** Begin Dataset entries **

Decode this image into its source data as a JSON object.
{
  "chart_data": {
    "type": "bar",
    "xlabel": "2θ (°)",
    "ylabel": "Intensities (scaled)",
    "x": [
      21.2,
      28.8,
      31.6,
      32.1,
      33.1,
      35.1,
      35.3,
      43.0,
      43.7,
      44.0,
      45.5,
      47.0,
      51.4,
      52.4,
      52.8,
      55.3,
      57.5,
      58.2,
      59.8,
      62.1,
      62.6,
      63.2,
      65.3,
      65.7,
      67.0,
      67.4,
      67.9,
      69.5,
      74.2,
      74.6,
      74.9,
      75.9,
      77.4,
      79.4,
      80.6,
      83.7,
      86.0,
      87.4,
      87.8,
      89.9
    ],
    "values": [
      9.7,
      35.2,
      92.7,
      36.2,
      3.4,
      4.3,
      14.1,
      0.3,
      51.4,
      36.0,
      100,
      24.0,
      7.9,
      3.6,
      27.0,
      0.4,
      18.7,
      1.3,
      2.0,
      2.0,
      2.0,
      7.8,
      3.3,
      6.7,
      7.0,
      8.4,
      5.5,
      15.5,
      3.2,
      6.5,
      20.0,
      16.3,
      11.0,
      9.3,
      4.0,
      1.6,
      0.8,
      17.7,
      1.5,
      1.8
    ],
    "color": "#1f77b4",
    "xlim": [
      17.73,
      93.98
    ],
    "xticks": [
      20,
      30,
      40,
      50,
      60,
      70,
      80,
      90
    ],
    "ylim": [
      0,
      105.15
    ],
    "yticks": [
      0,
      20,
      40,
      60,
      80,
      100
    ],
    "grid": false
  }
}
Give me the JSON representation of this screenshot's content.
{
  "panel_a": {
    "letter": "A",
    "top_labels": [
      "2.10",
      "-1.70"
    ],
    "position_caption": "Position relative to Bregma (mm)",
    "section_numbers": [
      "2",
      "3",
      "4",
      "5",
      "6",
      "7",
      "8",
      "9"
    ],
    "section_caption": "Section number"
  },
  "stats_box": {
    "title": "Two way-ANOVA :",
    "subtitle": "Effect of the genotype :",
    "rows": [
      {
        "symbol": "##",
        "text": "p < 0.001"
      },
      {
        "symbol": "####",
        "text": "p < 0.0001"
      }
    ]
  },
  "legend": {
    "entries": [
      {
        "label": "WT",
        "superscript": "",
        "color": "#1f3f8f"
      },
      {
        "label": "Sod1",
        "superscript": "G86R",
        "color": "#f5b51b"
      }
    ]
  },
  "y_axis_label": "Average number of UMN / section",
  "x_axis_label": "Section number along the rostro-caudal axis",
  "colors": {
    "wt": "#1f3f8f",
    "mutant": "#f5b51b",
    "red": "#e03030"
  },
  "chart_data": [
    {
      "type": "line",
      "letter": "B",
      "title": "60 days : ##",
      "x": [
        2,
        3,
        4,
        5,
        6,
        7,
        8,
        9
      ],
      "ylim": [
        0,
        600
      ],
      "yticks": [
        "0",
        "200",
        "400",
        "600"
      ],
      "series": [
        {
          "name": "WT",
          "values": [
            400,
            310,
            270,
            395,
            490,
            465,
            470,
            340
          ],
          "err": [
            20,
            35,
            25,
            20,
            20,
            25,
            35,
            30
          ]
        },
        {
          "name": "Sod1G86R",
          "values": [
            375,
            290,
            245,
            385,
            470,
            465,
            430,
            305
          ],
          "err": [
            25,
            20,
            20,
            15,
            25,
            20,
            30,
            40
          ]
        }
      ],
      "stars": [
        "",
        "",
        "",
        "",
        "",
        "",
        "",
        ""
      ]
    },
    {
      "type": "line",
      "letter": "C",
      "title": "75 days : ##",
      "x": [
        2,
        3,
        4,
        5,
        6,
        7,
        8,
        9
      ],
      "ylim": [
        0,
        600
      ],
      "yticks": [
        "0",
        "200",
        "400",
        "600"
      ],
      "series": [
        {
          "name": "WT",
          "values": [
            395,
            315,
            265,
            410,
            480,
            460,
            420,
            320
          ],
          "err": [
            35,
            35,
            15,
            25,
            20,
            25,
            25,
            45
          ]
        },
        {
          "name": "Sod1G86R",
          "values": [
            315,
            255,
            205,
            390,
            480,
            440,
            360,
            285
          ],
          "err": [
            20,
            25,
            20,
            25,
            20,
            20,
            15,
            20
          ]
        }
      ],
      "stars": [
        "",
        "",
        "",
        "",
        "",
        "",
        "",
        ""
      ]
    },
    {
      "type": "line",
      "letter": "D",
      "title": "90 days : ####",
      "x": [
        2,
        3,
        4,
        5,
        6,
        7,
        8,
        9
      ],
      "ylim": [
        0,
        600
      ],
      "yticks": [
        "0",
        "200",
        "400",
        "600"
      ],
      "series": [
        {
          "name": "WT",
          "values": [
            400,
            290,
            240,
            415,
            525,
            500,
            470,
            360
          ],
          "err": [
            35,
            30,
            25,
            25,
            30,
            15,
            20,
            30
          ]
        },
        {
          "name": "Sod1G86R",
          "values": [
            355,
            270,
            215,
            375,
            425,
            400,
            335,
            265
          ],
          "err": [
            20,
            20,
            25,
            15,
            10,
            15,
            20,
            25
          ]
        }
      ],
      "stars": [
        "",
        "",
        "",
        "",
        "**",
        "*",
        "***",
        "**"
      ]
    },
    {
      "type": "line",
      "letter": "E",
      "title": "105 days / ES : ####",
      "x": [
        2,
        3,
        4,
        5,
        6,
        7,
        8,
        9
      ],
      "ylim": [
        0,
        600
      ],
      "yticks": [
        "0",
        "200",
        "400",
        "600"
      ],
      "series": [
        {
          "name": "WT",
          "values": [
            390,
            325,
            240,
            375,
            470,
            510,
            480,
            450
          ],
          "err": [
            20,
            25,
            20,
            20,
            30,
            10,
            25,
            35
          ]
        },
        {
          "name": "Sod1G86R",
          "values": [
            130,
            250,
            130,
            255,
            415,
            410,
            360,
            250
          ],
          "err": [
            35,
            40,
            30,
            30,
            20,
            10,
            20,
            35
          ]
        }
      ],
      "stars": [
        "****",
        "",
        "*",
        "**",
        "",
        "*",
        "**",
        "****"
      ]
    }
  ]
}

** End Dataset entries **

[Brief]:
Using the material above, gather every line that includes "JSON".

[Answer in full]:
Decode this image into its source data as a JSON object.
Give me the JSON representation of this screenshot's content.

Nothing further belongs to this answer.